> [Task description]: An exact copy of the records is required, minus the pictures they hold.

---------- Entries supplied ----------

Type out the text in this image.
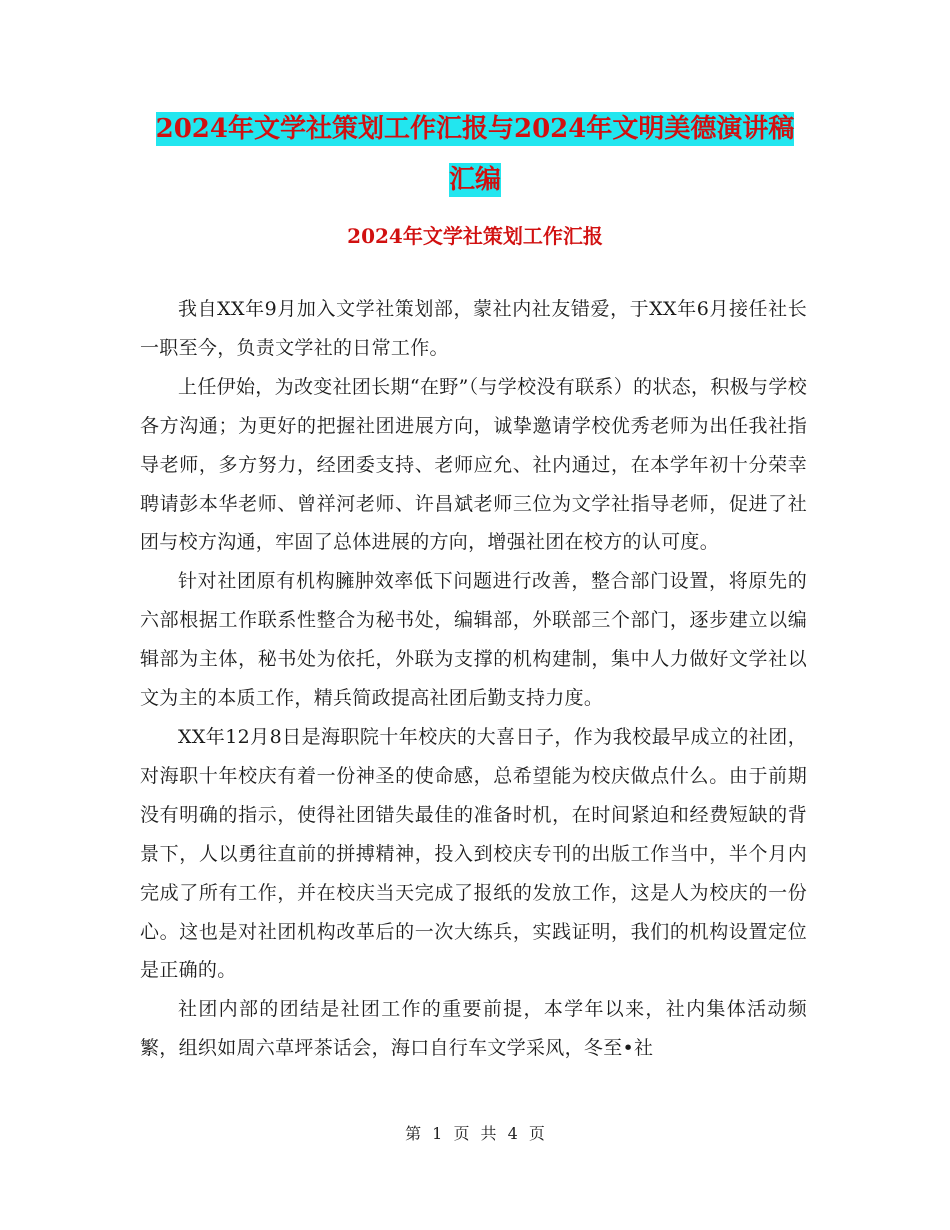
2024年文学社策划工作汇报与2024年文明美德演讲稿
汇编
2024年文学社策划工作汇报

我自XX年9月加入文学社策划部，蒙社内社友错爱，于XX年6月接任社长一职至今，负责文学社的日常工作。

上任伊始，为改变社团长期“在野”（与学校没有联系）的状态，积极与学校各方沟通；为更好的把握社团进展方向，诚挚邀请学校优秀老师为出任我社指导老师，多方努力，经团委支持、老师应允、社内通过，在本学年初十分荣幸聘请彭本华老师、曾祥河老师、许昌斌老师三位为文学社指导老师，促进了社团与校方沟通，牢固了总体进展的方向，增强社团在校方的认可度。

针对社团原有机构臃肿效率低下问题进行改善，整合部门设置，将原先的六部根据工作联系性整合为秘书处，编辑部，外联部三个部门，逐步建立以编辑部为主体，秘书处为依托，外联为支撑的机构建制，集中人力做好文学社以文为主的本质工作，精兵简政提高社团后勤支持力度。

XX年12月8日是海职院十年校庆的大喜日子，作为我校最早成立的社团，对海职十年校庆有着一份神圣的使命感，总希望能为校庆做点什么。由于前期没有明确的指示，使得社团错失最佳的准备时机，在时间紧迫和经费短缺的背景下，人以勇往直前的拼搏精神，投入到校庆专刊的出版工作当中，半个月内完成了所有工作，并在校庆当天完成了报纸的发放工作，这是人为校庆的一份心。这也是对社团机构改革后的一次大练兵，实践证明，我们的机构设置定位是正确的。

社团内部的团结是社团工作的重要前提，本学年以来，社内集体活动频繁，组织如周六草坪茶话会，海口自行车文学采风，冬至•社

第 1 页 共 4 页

----------

> [Problem solution]:
Type out the text in this image.
2024年文学社策划工作汇报与2024年文明美德演讲稿
汇编
2024年文学社策划工作汇报

我自XX年9月加入文学社策划部，蒙社内社友错爱，于XX年6月接任社长一职至今，负责文学社的日常工作。

上任伊始，为改变社团长期“在野”（与学校没有联系）的状态，积极与学校各方沟通；为更好的把握社团进展方向，诚挚邀请学校优秀老师为出任我社指导老师，多方努力，经团委支持、老师应允、社内通过，在本学年初十分荣幸聘请彭本华老师、曾祥河老师、许昌斌老师三位为文学社指导老师，促进了社团与校方沟通，牢固了总体进展的方向，增强社团在校方的认可度。

针对社团原有机构臃肿效率低下问题进行改善，整合部门设置，将原先的六部根据工作联系性整合为秘书处，编辑部，外联部三个部门，逐步建立以编辑部为主体，秘书处为依托，外联为支撑的机构建制，集中人力做好文学社以文为主的本质工作，精兵简政提高社团后勤支持力度。

XX年12月8日是海职院十年校庆的大喜日子，作为我校最早成立的社团，对海职十年校庆有着一份神圣的使命感，总希望能为校庆做点什么。由于前期没有明确的指示，使得社团错失最佳的准备时机，在时间紧迫和经费短缺的背景下，人以勇往直前的拼搏精神，投入到校庆专刊的出版工作当中，半个月内完成了所有工作，并在校庆当天完成了报纸的发放工作，这是人为校庆的一份心。这也是对社团机构改革后的一次大练兵，实践证明，我们的机构设置定位是正确的。

社团内部的团结是社团工作的重要前提，本学年以来，社内集体活动频繁，组织如周六草坪茶话会，海口自行车文学采风，冬至•社

第 1 页 共 4 页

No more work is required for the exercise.